» Given problem: Set down each line of the material that follows, exactly, with no pictures.

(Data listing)
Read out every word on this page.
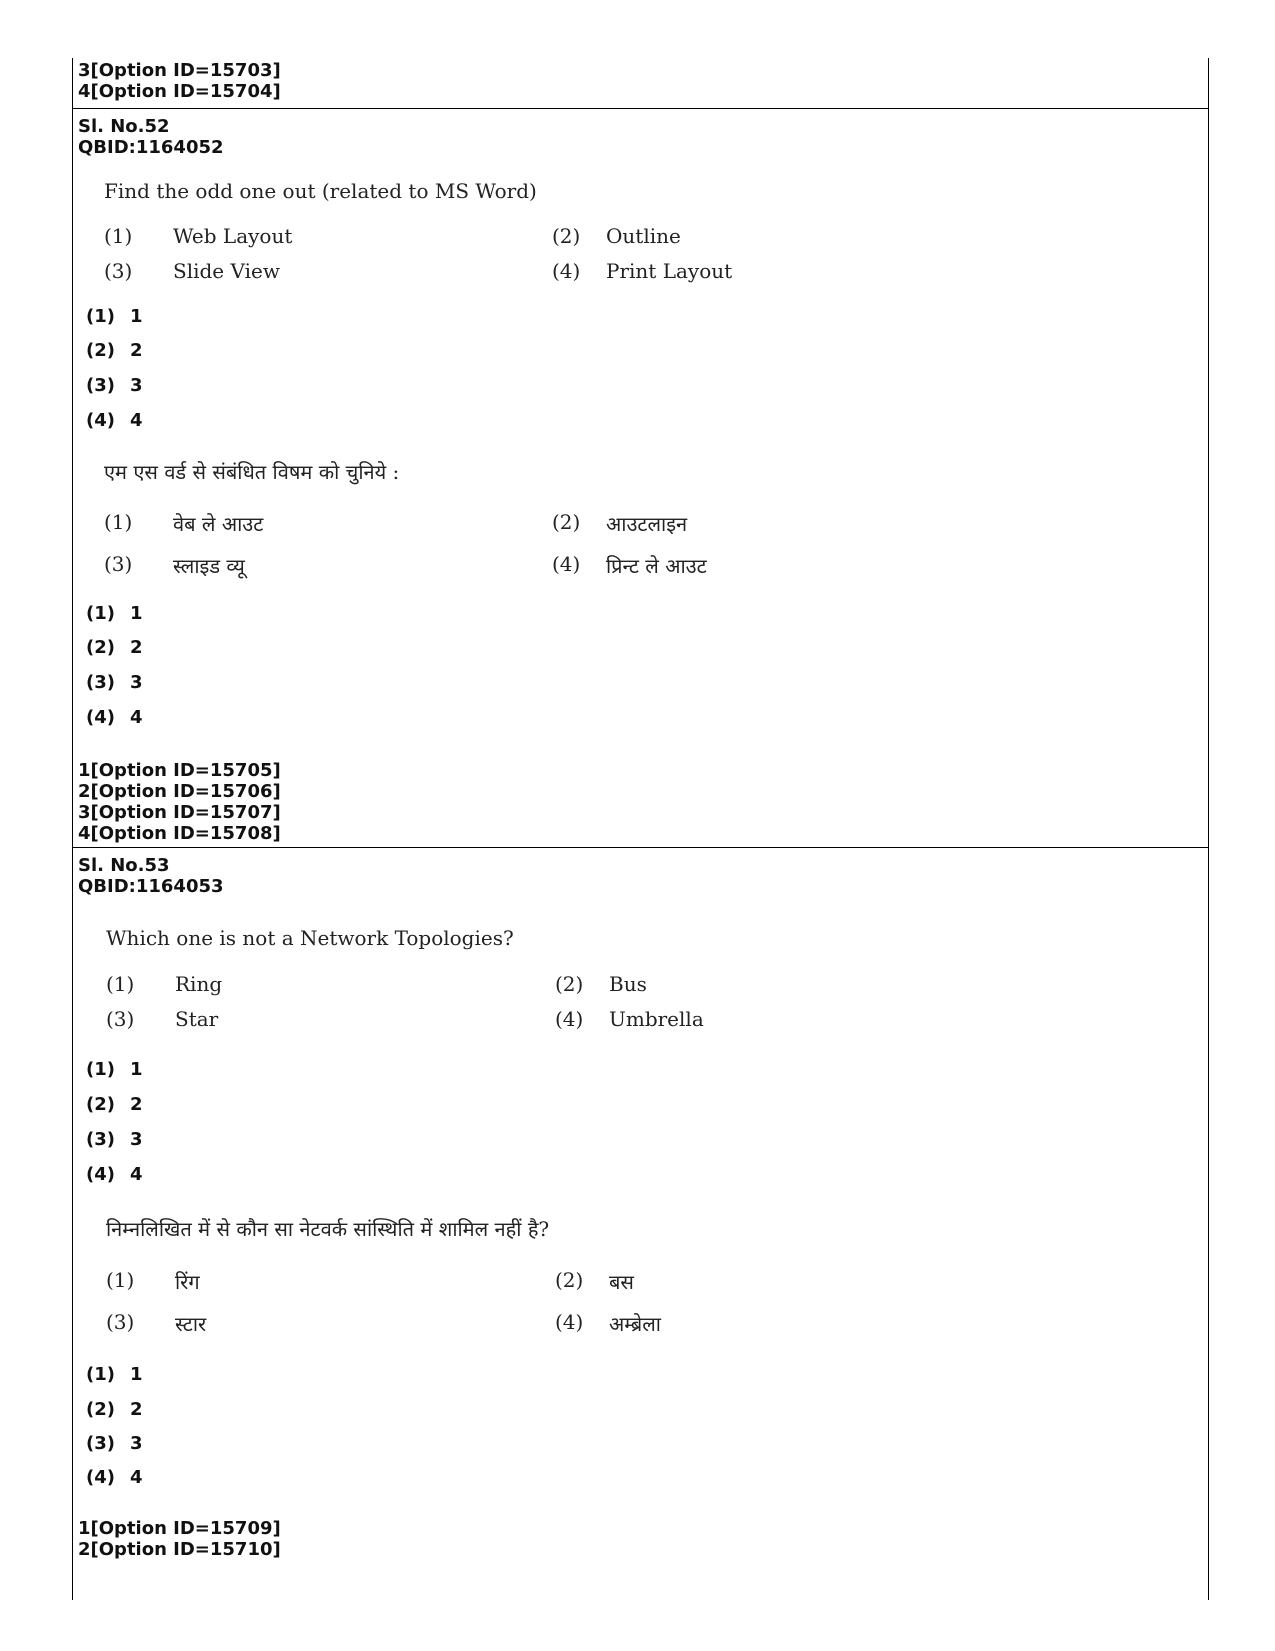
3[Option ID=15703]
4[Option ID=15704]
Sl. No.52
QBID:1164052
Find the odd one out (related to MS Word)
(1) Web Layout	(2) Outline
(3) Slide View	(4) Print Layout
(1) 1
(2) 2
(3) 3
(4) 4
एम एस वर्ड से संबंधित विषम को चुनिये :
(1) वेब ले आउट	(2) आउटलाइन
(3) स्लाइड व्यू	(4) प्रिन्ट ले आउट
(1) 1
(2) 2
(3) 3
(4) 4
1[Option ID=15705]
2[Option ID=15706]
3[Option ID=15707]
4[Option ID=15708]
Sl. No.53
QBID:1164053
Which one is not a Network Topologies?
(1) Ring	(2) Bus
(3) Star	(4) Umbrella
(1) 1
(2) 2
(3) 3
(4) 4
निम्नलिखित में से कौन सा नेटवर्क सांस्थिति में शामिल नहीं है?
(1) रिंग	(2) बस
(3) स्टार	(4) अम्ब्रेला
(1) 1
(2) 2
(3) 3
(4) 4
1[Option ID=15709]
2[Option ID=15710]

» Task result:
Read out every word on this page.
3[Option ID=15703]
4[Option ID=15704]
Sl. No.52
QBID:1164052
Find the odd one out (related to MS Word)
(1) Web Layout	(2) Outline
(3) Slide View	(4) Print Layout
(1) 1
(2) 2
(3) 3
(4) 4
एम एस वर्ड से संबंधित विषम को चुनिये :
(1) वेब ले आउट	(2) आउटलाइन
(3) स्लाइड व्यू	(4) प्रिन्ट ले आउट
(1) 1
(2) 2
(3) 3
(4) 4
1[Option ID=15705]
2[Option ID=15706]
3[Option ID=15707]
4[Option ID=15708]
Sl. No.53
QBID:1164053
Which one is not a Network Topologies?
(1) Ring	(2) Bus
(3) Star	(4) Umbrella
(1) 1
(2) 2
(3) 3
(4) 4
निम्नलिखित में से कौन सा नेटवर्क सांस्थिति में शामिल नहीं है?
(1) रिंग	(2) बस
(3) स्टार	(4) अम्ब्रेला
(1) 1
(2) 2
(3) 3
(4) 4
1[Option ID=15709]
2[Option ID=15710]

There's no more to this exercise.